▶ [Stated exercise]: Copy the data below exactly.

▶ [Available data]:
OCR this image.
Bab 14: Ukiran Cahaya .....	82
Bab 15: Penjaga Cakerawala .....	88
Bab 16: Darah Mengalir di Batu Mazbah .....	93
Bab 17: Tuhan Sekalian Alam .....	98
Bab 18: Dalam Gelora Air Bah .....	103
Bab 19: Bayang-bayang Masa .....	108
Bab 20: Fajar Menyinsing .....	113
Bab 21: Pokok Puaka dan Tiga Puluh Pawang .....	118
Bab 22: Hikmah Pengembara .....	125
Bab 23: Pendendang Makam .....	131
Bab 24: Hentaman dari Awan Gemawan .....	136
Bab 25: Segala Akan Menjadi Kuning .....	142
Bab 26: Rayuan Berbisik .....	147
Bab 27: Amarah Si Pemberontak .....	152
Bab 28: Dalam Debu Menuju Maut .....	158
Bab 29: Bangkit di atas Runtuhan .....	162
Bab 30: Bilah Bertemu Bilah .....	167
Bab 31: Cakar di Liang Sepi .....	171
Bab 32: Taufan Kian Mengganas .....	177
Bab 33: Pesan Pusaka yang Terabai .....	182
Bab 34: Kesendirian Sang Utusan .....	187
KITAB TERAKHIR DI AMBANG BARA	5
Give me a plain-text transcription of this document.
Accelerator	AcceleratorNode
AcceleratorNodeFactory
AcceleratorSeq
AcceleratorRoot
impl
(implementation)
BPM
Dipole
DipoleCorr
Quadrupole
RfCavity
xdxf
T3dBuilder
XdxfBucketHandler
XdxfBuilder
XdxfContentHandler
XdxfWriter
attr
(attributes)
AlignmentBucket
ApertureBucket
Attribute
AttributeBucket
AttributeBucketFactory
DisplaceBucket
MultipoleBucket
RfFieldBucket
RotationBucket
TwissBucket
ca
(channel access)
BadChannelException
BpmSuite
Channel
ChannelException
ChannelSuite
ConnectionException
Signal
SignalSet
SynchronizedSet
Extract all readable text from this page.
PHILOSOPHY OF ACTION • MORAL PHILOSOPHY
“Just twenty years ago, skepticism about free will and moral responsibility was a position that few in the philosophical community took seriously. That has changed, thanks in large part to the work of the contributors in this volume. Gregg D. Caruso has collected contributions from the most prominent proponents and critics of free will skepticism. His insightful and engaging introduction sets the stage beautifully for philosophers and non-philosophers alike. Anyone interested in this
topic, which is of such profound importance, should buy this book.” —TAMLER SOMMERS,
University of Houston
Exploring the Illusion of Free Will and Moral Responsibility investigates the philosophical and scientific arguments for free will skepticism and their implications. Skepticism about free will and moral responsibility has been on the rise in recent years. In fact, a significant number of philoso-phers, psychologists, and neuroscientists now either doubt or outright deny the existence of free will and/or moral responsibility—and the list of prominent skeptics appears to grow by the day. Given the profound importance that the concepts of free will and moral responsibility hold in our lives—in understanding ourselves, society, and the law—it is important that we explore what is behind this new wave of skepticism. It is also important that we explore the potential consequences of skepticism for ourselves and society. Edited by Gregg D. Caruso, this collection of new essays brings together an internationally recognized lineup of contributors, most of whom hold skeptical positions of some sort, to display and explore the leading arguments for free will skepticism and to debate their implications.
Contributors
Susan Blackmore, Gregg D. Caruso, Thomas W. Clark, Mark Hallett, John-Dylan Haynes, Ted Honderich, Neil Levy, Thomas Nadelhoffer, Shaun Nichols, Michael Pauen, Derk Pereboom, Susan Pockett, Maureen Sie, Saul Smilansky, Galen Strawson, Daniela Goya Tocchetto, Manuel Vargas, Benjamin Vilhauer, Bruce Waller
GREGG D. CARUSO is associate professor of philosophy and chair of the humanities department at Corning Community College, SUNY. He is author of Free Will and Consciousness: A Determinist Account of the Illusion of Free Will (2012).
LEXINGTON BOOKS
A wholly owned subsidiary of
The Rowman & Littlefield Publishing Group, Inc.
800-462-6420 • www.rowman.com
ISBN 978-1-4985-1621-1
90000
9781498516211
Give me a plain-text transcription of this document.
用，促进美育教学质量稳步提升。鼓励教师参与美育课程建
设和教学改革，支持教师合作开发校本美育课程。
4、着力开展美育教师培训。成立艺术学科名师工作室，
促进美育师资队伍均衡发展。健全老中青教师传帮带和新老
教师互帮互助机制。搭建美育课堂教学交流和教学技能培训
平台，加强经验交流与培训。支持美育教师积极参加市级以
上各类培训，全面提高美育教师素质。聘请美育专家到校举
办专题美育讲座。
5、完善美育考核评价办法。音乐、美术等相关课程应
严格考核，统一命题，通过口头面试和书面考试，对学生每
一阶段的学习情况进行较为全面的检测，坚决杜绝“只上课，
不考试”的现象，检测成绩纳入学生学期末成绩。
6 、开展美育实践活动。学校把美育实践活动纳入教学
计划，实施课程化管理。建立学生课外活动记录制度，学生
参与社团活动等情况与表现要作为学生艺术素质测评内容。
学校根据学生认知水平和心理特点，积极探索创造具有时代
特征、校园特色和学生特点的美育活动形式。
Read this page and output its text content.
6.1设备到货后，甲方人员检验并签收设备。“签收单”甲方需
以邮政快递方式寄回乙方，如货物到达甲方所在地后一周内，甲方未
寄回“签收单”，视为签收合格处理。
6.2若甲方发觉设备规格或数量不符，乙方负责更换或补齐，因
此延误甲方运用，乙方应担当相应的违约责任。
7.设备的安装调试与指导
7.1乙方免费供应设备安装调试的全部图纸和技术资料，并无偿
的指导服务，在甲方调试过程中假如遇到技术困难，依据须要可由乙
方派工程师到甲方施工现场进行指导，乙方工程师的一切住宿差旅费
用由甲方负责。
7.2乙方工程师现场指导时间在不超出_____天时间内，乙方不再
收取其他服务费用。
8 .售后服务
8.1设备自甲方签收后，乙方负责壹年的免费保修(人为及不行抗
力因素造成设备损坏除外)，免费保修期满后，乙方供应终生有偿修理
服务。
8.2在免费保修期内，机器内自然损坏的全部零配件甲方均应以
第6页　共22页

▶ [Finished answer]:
OCR this image.
Bab 14: Ukiran Cahaya .....	82
Bab 15: Penjaga Cakerawala .....	88
Bab 16: Darah Mengalir di Batu Mazbah .....	93
Bab 17: Tuhan Sekalian Alam .....	98
Bab 18: Dalam Gelora Air Bah .....	103
Bab 19: Bayang-bayang Masa .....	108
Bab 20: Fajar Menyinsing .....	113
Bab 21: Pokok Puaka dan Tiga Puluh Pawang .....	118
Bab 22: Hikmah Pengembara .....	125
Bab 23: Pendendang Makam .....	131
Bab 24: Hentaman dari Awan Gemawan .....	136
Bab 25: Segala Akan Menjadi Kuning .....	142
Bab 26: Rayuan Berbisik .....	147
Bab 27: Amarah Si Pemberontak .....	152
Bab 28: Dalam Debu Menuju Maut .....	158
Bab 29: Bangkit di atas Runtuhan .....	162
Bab 30: Bilah Bertemu Bilah .....	167
Bab 31: Cakar di Liang Sepi .....	171
Bab 32: Taufan Kian Mengganas .....	177
Bab 33: Pesan Pusaka yang Terabai .....	182
Bab 34: Kesendirian Sang Utusan .....	187
KITAB TERAKHIR DI AMBANG BARA	5
Give me a plain-text transcription of this document.
Accelerator	AcceleratorNode
AcceleratorNodeFactory
AcceleratorSeq
AcceleratorRoot
impl
(implementation)
BPM
Dipole
DipoleCorr
Quadrupole
RfCavity
xdxf
T3dBuilder
XdxfBucketHandler
XdxfBuilder
XdxfContentHandler
XdxfWriter
attr
(attributes)
AlignmentBucket
ApertureBucket
Attribute
AttributeBucket
AttributeBucketFactory
DisplaceBucket
MultipoleBucket
RfFieldBucket
RotationBucket
TwissBucket
ca
(channel access)
BadChannelException
BpmSuite
Channel
ChannelException
ChannelSuite
ConnectionException
Signal
SignalSet
SynchronizedSet
Extract all readable text from this page.
PHILOSOPHY OF ACTION • MORAL PHILOSOPHY
“Just twenty years ago, skepticism about free will and moral responsibility was a position that few in the philosophical community took seriously. That has changed, thanks in large part to the work of the contributors in this volume. Gregg D. Caruso has collected contributions from the most prominent proponents and critics of free will skepticism. His insightful and engaging introduction sets the stage beautifully for philosophers and non-philosophers alike. Anyone interested in this
topic, which is of such profound importance, should buy this book.” —TAMLER SOMMERS,
University of Houston
Exploring the Illusion of Free Will and Moral Responsibility investigates the philosophical and scientific arguments for free will skepticism and their implications. Skepticism about free will and moral responsibility has been on the rise in recent years. In fact, a significant number of philoso-phers, psychologists, and neuroscientists now either doubt or outright deny the existence of free will and/or moral responsibility—and the list of prominent skeptics appears to grow by the day. Given the profound importance that the concepts of free will and moral responsibility hold in our lives—in understanding ourselves, society, and the law—it is important that we explore what is behind this new wave of skepticism. It is also important that we explore the potential consequences of skepticism for ourselves and society. Edited by Gregg D. Caruso, this collection of new essays brings together an internationally recognized lineup of contributors, most of whom hold skeptical positions of some sort, to display and explore the leading arguments for free will skepticism and to debate their implications.
Contributors
Susan Blackmore, Gregg D. Caruso, Thomas W. Clark, Mark Hallett, John-Dylan Haynes, Ted Honderich, Neil Levy, Thomas Nadelhoffer, Shaun Nichols, Michael Pauen, Derk Pereboom, Susan Pockett, Maureen Sie, Saul Smilansky, Galen Strawson, Daniela Goya Tocchetto, Manuel Vargas, Benjamin Vilhauer, Bruce Waller
GREGG D. CARUSO is associate professor of philosophy and chair of the humanities department at Corning Community College, SUNY. He is author of Free Will and Consciousness: A Determinist Account of the Illusion of Free Will (2012).
LEXINGTON BOOKS
A wholly owned subsidiary of
The Rowman & Littlefield Publishing Group, Inc.
800-462-6420 • www.rowman.com
ISBN 978-1-4985-1621-1
90000
9781498516211
Give me a plain-text transcription of this document.
用，促进美育教学质量稳步提升。鼓励教师参与美育课程建
设和教学改革，支持教师合作开发校本美育课程。
4、着力开展美育教师培训。成立艺术学科名师工作室，
促进美育师资队伍均衡发展。健全老中青教师传帮带和新老
教师互帮互助机制。搭建美育课堂教学交流和教学技能培训
平台，加强经验交流与培训。支持美育教师积极参加市级以
上各类培训，全面提高美育教师素质。聘请美育专家到校举
办专题美育讲座。
5、完善美育考核评价办法。音乐、美术等相关课程应
严格考核，统一命题，通过口头面试和书面考试，对学生每
一阶段的学习情况进行较为全面的检测，坚决杜绝“只上课，
不考试”的现象，检测成绩纳入学生学期末成绩。
6 、开展美育实践活动。学校把美育实践活动纳入教学
计划，实施课程化管理。建立学生课外活动记录制度，学生
参与社团活动等情况与表现要作为学生艺术素质测评内容。
学校根据学生认知水平和心理特点，积极探索创造具有时代
特征、校园特色和学生特点的美育活动形式。
Read this page and output its text content.
6.1设备到货后，甲方人员检验并签收设备。“签收单”甲方需
以邮政快递方式寄回乙方，如货物到达甲方所在地后一周内，甲方未
寄回“签收单”，视为签收合格处理。
6.2若甲方发觉设备规格或数量不符，乙方负责更换或补齐，因
此延误甲方运用，乙方应担当相应的违约责任。
7.设备的安装调试与指导
7.1乙方免费供应设备安装调试的全部图纸和技术资料，并无偿
的指导服务，在甲方调试过程中假如遇到技术困难，依据须要可由乙
方派工程师到甲方施工现场进行指导，乙方工程师的一切住宿差旅费
用由甲方负责。
7.2乙方工程师现场指导时间在不超出_____天时间内，乙方不再
收取其他服务费用。
8 .售后服务
8.1设备自甲方签收后，乙方负责壹年的免费保修(人为及不行抗
力因素造成设备损坏除外)，免费保修期满后，乙方供应终生有偿修理
服务。
8.2在免费保修期内，机器内自然损坏的全部零配件甲方均应以
第6页　共22页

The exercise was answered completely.